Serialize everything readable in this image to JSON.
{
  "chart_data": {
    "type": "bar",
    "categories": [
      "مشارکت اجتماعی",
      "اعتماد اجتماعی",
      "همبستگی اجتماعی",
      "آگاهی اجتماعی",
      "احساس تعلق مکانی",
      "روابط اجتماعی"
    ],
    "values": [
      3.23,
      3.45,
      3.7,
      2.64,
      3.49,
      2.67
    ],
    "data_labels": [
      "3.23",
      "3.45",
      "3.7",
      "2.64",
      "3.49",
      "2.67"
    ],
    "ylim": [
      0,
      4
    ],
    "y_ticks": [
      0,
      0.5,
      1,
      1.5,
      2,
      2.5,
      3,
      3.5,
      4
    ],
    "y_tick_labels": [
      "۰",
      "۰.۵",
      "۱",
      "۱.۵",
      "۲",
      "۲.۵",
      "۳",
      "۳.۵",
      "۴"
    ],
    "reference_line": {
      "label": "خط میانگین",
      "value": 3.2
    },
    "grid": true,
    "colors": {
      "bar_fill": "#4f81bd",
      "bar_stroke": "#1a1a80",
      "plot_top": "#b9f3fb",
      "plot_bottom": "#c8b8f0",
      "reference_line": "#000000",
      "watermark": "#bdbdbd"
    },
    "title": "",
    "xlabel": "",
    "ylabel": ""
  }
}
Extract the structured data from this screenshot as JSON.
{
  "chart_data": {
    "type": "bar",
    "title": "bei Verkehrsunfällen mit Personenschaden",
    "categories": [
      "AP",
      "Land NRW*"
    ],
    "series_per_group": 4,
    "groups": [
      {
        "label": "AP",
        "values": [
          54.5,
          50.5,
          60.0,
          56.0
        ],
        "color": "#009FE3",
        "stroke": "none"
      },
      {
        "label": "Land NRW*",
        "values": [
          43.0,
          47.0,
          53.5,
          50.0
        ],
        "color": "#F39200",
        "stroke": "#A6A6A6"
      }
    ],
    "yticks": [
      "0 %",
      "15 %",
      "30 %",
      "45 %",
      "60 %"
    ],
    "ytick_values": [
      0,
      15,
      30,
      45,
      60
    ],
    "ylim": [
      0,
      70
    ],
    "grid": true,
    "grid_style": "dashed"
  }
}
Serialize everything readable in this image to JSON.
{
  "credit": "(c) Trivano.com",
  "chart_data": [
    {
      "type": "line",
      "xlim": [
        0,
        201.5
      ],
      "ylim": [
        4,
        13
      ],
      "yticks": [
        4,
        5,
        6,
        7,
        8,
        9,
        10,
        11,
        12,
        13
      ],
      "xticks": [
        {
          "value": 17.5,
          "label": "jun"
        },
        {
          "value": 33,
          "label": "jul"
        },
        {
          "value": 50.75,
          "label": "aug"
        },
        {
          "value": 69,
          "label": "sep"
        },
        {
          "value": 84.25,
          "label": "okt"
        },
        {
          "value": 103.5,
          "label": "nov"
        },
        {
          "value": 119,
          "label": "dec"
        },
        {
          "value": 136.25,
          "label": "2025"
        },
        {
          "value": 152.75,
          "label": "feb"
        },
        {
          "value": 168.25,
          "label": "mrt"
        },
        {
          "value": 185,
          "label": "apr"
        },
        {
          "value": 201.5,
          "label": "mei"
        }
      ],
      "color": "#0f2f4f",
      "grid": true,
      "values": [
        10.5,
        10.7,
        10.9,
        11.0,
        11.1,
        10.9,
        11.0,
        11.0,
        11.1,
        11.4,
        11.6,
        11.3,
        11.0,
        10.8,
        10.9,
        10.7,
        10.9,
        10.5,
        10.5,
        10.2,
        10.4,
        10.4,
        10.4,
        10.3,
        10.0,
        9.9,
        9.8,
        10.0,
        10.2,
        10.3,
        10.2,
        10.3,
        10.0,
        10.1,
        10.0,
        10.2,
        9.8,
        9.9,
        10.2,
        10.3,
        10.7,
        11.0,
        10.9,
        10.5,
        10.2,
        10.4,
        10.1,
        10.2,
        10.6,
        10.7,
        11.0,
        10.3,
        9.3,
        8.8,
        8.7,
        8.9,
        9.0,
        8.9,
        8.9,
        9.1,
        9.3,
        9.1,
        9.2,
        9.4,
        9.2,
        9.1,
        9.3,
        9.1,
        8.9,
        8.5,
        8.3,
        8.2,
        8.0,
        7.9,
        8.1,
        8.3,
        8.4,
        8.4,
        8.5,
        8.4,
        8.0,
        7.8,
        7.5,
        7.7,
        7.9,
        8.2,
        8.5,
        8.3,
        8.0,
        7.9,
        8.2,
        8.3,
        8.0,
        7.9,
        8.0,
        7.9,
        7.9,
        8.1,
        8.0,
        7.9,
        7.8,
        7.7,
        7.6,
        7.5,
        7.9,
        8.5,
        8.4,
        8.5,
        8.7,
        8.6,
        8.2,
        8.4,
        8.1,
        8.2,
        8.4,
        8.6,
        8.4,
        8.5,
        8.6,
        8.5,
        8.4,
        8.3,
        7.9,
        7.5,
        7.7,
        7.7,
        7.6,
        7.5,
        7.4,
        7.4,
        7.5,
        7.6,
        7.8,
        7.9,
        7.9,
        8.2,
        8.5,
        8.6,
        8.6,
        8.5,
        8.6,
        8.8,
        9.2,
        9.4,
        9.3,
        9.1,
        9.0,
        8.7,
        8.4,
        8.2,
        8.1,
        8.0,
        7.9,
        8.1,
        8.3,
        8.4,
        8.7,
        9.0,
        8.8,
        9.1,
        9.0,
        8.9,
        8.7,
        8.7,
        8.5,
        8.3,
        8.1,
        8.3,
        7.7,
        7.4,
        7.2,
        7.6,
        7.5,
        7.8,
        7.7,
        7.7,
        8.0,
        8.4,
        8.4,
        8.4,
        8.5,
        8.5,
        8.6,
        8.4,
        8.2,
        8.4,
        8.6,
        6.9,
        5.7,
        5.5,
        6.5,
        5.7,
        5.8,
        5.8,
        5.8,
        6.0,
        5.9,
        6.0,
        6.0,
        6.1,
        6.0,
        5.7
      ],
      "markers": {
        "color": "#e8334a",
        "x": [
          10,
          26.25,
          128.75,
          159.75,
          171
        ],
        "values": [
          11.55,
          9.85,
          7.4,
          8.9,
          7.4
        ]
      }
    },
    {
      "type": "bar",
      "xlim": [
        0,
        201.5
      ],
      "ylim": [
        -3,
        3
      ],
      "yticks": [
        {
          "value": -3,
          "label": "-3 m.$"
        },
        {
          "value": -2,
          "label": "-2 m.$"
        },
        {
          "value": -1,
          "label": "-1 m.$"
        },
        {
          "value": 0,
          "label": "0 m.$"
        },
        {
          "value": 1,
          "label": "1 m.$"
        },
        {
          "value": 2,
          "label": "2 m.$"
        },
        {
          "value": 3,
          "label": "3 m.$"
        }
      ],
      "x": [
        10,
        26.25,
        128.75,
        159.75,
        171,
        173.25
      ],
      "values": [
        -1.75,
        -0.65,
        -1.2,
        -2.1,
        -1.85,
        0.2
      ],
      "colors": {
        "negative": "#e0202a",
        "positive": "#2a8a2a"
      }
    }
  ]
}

········

- TASK DIRECTIONS -
Your task is to print the whole listing again exactly.

- TASK RESULT -
Serialize everything readable in this image to JSON.
{
  "chart_data": {
    "type": "bar",
    "categories": [
      "مشارکت اجتماعی",
      "اعتماد اجتماعی",
      "همبستگی اجتماعی",
      "آگاهی اجتماعی",
      "احساس تعلق مکانی",
      "روابط اجتماعی"
    ],
    "values": [
      3.23,
      3.45,
      3.7,
      2.64,
      3.49,
      2.67
    ],
    "data_labels": [
      "3.23",
      "3.45",
      "3.7",
      "2.64",
      "3.49",
      "2.67"
    ],
    "ylim": [
      0,
      4
    ],
    "y_ticks": [
      0,
      0.5,
      1,
      1.5,
      2,
      2.5,
      3,
      3.5,
      4
    ],
    "y_tick_labels": [
      "۰",
      "۰.۵",
      "۱",
      "۱.۵",
      "۲",
      "۲.۵",
      "۳",
      "۳.۵",
      "۴"
    ],
    "reference_line": {
      "label": "خط میانگین",
      "value": 3.2
    },
    "grid": true,
    "colors": {
      "bar_fill": "#4f81bd",
      "bar_stroke": "#1a1a80",
      "plot_top": "#b9f3fb",
      "plot_bottom": "#c8b8f0",
      "reference_line": "#000000",
      "watermark": "#bdbdbd"
    },
    "title": "",
    "xlabel": "",
    "ylabel": ""
  }
}
Extract the structured data from this screenshot as JSON.
{
  "chart_data": {
    "type": "bar",
    "title": "bei Verkehrsunfällen mit Personenschaden",
    "categories": [
      "AP",
      "Land NRW*"
    ],
    "series_per_group": 4,
    "groups": [
      {
        "label": "AP",
        "values": [
          54.5,
          50.5,
          60.0,
          56.0
        ],
        "color": "#009FE3",
        "stroke": "none"
      },
      {
        "label": "Land NRW*",
        "values": [
          43.0,
          47.0,
          53.5,
          50.0
        ],
        "color": "#F39200",
        "stroke": "#A6A6A6"
      }
    ],
    "yticks": [
      "0 %",
      "15 %",
      "30 %",
      "45 %",
      "60 %"
    ],
    "ytick_values": [
      0,
      15,
      30,
      45,
      60
    ],
    "ylim": [
      0,
      70
    ],
    "grid": true,
    "grid_style": "dashed"
  }
}
Serialize everything readable in this image to JSON.
{
  "credit": "(c) Trivano.com",
  "chart_data": [
    {
      "type": "line",
      "xlim": [
        0,
        201.5
      ],
      "ylim": [
        4,
        13
      ],
      "yticks": [
        4,
        5,
        6,
        7,
        8,
        9,
        10,
        11,
        12,
        13
      ],
      "xticks": [
        {
          "value": 17.5,
          "label": "jun"
        },
        {
          "value": 33,
          "label": "jul"
        },
        {
          "value": 50.75,
          "label": "aug"
        },
        {
          "value": 69,
          "label": "sep"
        },
        {
          "value": 84.25,
          "label": "okt"
        },
        {
          "value": 103.5,
          "label": "nov"
        },
        {
          "value": 119,
          "label": "dec"
        },
        {
          "value": 136.25,
          "label": "2025"
        },
        {
          "value": 152.75,
          "label": "feb"
        },
        {
          "value": 168.25,
          "label": "mrt"
        },
        {
          "value": 185,
          "label": "apr"
        },
        {
          "value": 201.5,
          "label": "mei"
        }
      ],
      "color": "#0f2f4f",
      "grid": true,
      "values": [
        10.5,
        10.7,
        10.9,
        11.0,
        11.1,
        10.9,
        11.0,
        11.0,
        11.1,
        11.4,
        11.6,
        11.3,
        11.0,
        10.8,
        10.9,
        10.7,
        10.9,
        10.5,
        10.5,
        10.2,
        10.4,
        10.4,
        10.4,
        10.3,
        10.0,
        9.9,
        9.8,
        10.0,
        10.2,
        10.3,
        10.2,
        10.3,
        10.0,
        10.1,
        10.0,
        10.2,
        9.8,
        9.9,
        10.2,
        10.3,
        10.7,
        11.0,
        10.9,
        10.5,
        10.2,
        10.4,
        10.1,
        10.2,
        10.6,
        10.7,
        11.0,
        10.3,
        9.3,
        8.8,
        8.7,
        8.9,
        9.0,
        8.9,
        8.9,
        9.1,
        9.3,
        9.1,
        9.2,
        9.4,
        9.2,
        9.1,
        9.3,
        9.1,
        8.9,
        8.5,
        8.3,
        8.2,
        8.0,
        7.9,
        8.1,
        8.3,
        8.4,
        8.4,
        8.5,
        8.4,
        8.0,
        7.8,
        7.5,
        7.7,
        7.9,
        8.2,
        8.5,
        8.3,
        8.0,
        7.9,
        8.2,
        8.3,
        8.0,
        7.9,
        8.0,
        7.9,
        7.9,
        8.1,
        8.0,
        7.9,
        7.8,
        7.7,
        7.6,
        7.5,
        7.9,
        8.5,
        8.4,
        8.5,
        8.7,
        8.6,
        8.2,
        8.4,
        8.1,
        8.2,
        8.4,
        8.6,
        8.4,
        8.5,
        8.6,
        8.5,
        8.4,
        8.3,
        7.9,
        7.5,
        7.7,
        7.7,
        7.6,
        7.5,
        7.4,
        7.4,
        7.5,
        7.6,
        7.8,
        7.9,
        7.9,
        8.2,
        8.5,
        8.6,
        8.6,
        8.5,
        8.6,
        8.8,
        9.2,
        9.4,
        9.3,
        9.1,
        9.0,
        8.7,
        8.4,
        8.2,
        8.1,
        8.0,
        7.9,
        8.1,
        8.3,
        8.4,
        8.7,
        9.0,
        8.8,
        9.1,
        9.0,
        8.9,
        8.7,
        8.7,
        8.5,
        8.3,
        8.1,
        8.3,
        7.7,
        7.4,
        7.2,
        7.6,
        7.5,
        7.8,
        7.7,
        7.7,
        8.0,
        8.4,
        8.4,
        8.4,
        8.5,
        8.5,
        8.6,
        8.4,
        8.2,
        8.4,
        8.6,
        6.9,
        5.7,
        5.5,
        6.5,
        5.7,
        5.8,
        5.8,
        5.8,
        6.0,
        5.9,
        6.0,
        6.0,
        6.1,
        6.0,
        5.7
      ],
      "markers": {
        "color": "#e8334a",
        "x": [
          10,
          26.25,
          128.75,
          159.75,
          171
        ],
        "values": [
          11.55,
          9.85,
          7.4,
          8.9,
          7.4
        ]
      }
    },
    {
      "type": "bar",
      "xlim": [
        0,
        201.5
      ],
      "ylim": [
        -3,
        3
      ],
      "yticks": [
        {
          "value": -3,
          "label": "-3 m.$"
        },
        {
          "value": -2,
          "label": "-2 m.$"
        },
        {
          "value": -1,
          "label": "-1 m.$"
        },
        {
          "value": 0,
          "label": "0 m.$"
        },
        {
          "value": 1,
          "label": "1 m.$"
        },
        {
          "value": 2,
          "label": "2 m.$"
        },
        {
          "value": 3,
          "label": "3 m.$"
        }
      ],
      "x": [
        10,
        26.25,
        128.75,
        159.75,
        171,
        173.25
      ],
      "values": [
        -1.75,
        -0.65,
        -1.2,
        -2.1,
        -1.85,
        0.2
      ],
      "colors": {
        "negative": "#e0202a",
        "positive": "#2a8a2a"
      }
    }
  ]
}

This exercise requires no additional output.